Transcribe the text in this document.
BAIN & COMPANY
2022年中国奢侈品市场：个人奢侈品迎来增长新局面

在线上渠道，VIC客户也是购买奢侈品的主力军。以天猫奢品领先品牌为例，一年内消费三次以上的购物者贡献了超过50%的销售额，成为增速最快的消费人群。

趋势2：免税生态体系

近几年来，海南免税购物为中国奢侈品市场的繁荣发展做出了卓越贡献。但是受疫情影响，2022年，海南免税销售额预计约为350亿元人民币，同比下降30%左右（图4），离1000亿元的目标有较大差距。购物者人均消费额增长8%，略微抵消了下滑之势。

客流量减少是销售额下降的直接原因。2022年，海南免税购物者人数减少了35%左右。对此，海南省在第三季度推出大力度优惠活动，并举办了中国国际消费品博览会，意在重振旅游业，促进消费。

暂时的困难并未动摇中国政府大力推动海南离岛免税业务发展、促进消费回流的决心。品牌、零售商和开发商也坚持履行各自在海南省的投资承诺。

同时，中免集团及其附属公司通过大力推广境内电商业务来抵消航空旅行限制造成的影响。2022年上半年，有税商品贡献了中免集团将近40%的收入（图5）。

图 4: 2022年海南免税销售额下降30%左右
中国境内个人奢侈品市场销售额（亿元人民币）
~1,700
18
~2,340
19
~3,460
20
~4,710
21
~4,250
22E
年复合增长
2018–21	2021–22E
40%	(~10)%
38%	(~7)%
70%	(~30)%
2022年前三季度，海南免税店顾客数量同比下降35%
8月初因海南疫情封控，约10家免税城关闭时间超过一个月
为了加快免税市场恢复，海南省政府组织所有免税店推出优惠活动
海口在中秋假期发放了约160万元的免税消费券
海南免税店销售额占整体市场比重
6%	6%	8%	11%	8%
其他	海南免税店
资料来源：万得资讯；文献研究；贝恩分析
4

Instruction
Repeat the entries above exactly, leaving nothing out.

Expected answer
Transcribe the text in this document.
BAIN & COMPANY
2022年中国奢侈品市场：个人奢侈品迎来增长新局面

在线上渠道，VIC客户也是购买奢侈品的主力军。以天猫奢品领先品牌为例，一年内消费三次以上的购物者贡献了超过50%的销售额，成为增速最快的消费人群。

趋势2：免税生态体系

近几年来，海南免税购物为中国奢侈品市场的繁荣发展做出了卓越贡献。但是受疫情影响，2022年，海南免税销售额预计约为350亿元人民币，同比下降30%左右（图4），离1000亿元的目标有较大差距。购物者人均消费额增长8%，略微抵消了下滑之势。

客流量减少是销售额下降的直接原因。2022年，海南免税购物者人数减少了35%左右。对此，海南省在第三季度推出大力度优惠活动，并举办了中国国际消费品博览会，意在重振旅游业，促进消费。

暂时的困难并未动摇中国政府大力推动海南离岛免税业务发展、促进消费回流的决心。品牌、零售商和开发商也坚持履行各自在海南省的投资承诺。

同时，中免集团及其附属公司通过大力推广境内电商业务来抵消航空旅行限制造成的影响。2022年上半年，有税商品贡献了中免集团将近40%的收入（图5）。

图 4: 2022年海南免税销售额下降30%左右
中国境内个人奢侈品市场销售额（亿元人民币）
~1,700
18
~2,340
19
~3,460
20
~4,710
21
~4,250
22E
年复合增长
2018–21	2021–22E
40%	(~10)%
38%	(~7)%
70%	(~30)%
2022年前三季度，海南免税店顾客数量同比下降35%
8月初因海南疫情封控，约10家免税城关闭时间超过一个月
为了加快免税市场恢复，海南省政府组织所有免税店推出优惠活动
海口在中秋假期发放了约160万元的免税消费券
海南免税店销售额占整体市场比重
6%	6%	8%	11%	8%
其他	海南免税店
资料来源：万得资讯；文献研究；贝恩分析
4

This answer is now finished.